(Source records)
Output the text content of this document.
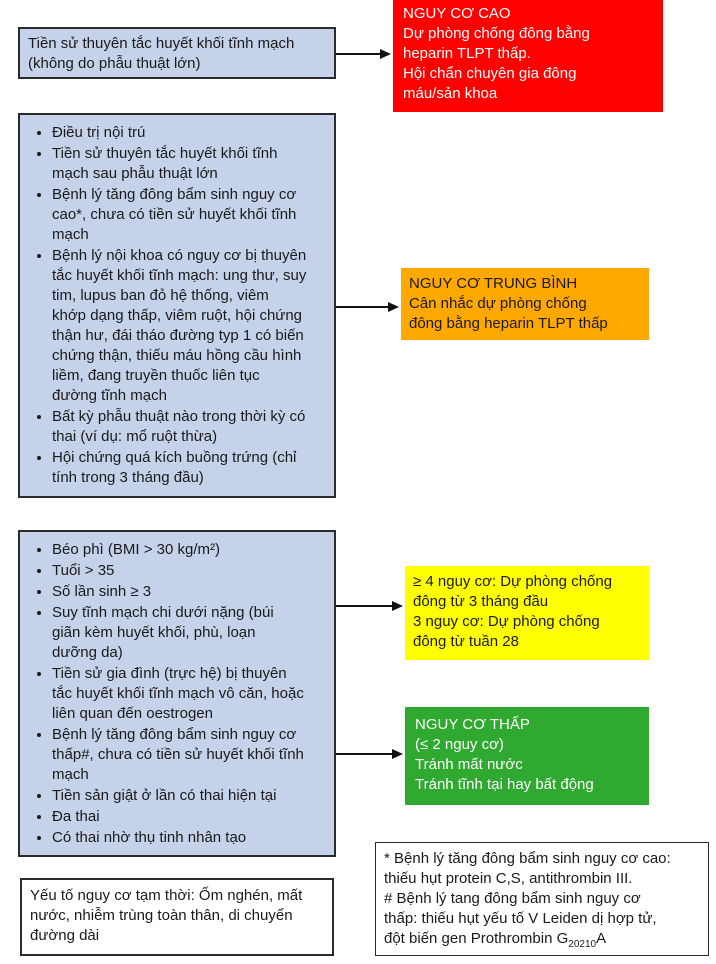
Tiền sử thuyên tắc huyết khối tĩnh mạch
(không do phẫu thuật lớn)
NGUY CƠ CAO
Dự phòng chống đông bằng
heparin TLPT thấp.
Hội chẩn chuyên gia đông
máu/sản khoa
• Điều trị nội trú
• Tiền sử thuyên tắc huyết khối tĩnh
mạch sau phẫu thuật lớn
• Bệnh lý tăng đông bẩm sinh nguy cơ
cao*, chưa có tiền sử huyết khối tĩnh
mạch
• Bệnh lý nội khoa có nguy cơ bị thuyên
tắc huyết khối tĩnh mạch: ung thư, suy
tim, lupus ban đỏ hệ thống, viêm
khớp dạng thấp, viêm ruột, hội chứng
thận hư, đái tháo đường typ 1 có biến
chứng thận, thiếu máu hồng cầu hình
liềm, đang truyền thuốc liên tục
đường tĩnh mạch
• Bất kỳ phẫu thuật nào trong thời kỳ có
thai (ví dụ: mổ ruột thừa)
• Hội chứng quá kích buồng trứng (chỉ
tính trong 3 tháng đầu)
NGUY CƠ TRUNG BÌNH
Cân nhắc dự phòng chống
đông bằng heparin TLPT thấp
• Béo phì (BMI > 30 kg/m²)
• Tuổi > 35
• Số lần sinh ≥ 3
• Suy tĩnh mạch chi dưới nặng (búi
giãn kèm huyết khối, phù, loạn
dưỡng da)
• Tiền sử gia đình (trực hệ) bị thuyên
tắc huyết khối tĩnh mạch vô căn, hoặc
liên quan đến oestrogen
• Bệnh lý tăng đông bẩm sinh nguy cơ
thấp#, chưa có tiền sử huyết khối tĩnh
mạch
• Tiền sản giật ở lần có thai hiện tại
• Đa thai
• Có thai nhờ thụ tinh nhân tạo
≥ 4 nguy cơ: Dự phòng chống
đông từ 3 tháng đầu
3 nguy cơ: Dự phòng chống
đông từ tuần 28
NGUY CƠ THẤP
(≤ 2 nguy cơ)
Tránh mất nước
Tránh tĩnh tại hay bất động
Yếu tố nguy cơ tạm thời: Ốm nghén, mất
nước, nhiễm trùng toàn thân, di chuyển
đường dài
* Bệnh lý tăng đông bẩm sinh nguy cơ cao:
thiếu hụt protein C,S, antithrombin III.
# Bệnh lý tang đông bẩm sinh nguy cơ
thấp: thiếu hụt yếu tố V Leiden dị hợp tử,
đột biến gen Prothrombin $G_{20210}A$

[EXERCISE PROMPT] The result should be every line of the data, reproduced exactly, with the images removed.

[ANSWER TO THE PROBLEM]
Output the text content of this document.
Tiền sử thuyên tắc huyết khối tĩnh mạch
(không do phẫu thuật lớn)
NGUY CƠ CAO
Dự phòng chống đông bằng
heparin TLPT thấp.
Hội chẩn chuyên gia đông
máu/sản khoa
• Điều trị nội trú
• Tiền sử thuyên tắc huyết khối tĩnh
mạch sau phẫu thuật lớn
• Bệnh lý tăng đông bẩm sinh nguy cơ
cao*, chưa có tiền sử huyết khối tĩnh
mạch
• Bệnh lý nội khoa có nguy cơ bị thuyên
tắc huyết khối tĩnh mạch: ung thư, suy
tim, lupus ban đỏ hệ thống, viêm
khớp dạng thấp, viêm ruột, hội chứng
thận hư, đái tháo đường typ 1 có biến
chứng thận, thiếu máu hồng cầu hình
liềm, đang truyền thuốc liên tục
đường tĩnh mạch
• Bất kỳ phẫu thuật nào trong thời kỳ có
thai (ví dụ: mổ ruột thừa)
• Hội chứng quá kích buồng trứng (chỉ
tính trong 3 tháng đầu)
NGUY CƠ TRUNG BÌNH
Cân nhắc dự phòng chống
đông bằng heparin TLPT thấp
• Béo phì (BMI > 30 kg/m²)
• Tuổi > 35
• Số lần sinh ≥ 3
• Suy tĩnh mạch chi dưới nặng (búi
giãn kèm huyết khối, phù, loạn
dưỡng da)
• Tiền sử gia đình (trực hệ) bị thuyên
tắc huyết khối tĩnh mạch vô căn, hoặc
liên quan đến oestrogen
• Bệnh lý tăng đông bẩm sinh nguy cơ
thấp#, chưa có tiền sử huyết khối tĩnh
mạch
• Tiền sản giật ở lần có thai hiện tại
• Đa thai
• Có thai nhờ thụ tinh nhân tạo
≥ 4 nguy cơ: Dự phòng chống
đông từ 3 tháng đầu
3 nguy cơ: Dự phòng chống
đông từ tuần 28
NGUY CƠ THẤP
(≤ 2 nguy cơ)
Tránh mất nước
Tránh tĩnh tại hay bất động
Yếu tố nguy cơ tạm thời: Ốm nghén, mất
nước, nhiễm trùng toàn thân, di chuyển
đường dài
* Bệnh lý tăng đông bẩm sinh nguy cơ cao:
thiếu hụt protein C,S, antithrombin III.
# Bệnh lý tang đông bẩm sinh nguy cơ
thấp: thiếu hụt yếu tố V Leiden dị hợp tử,
đột biến gen Prothrombin $G_{20210}A$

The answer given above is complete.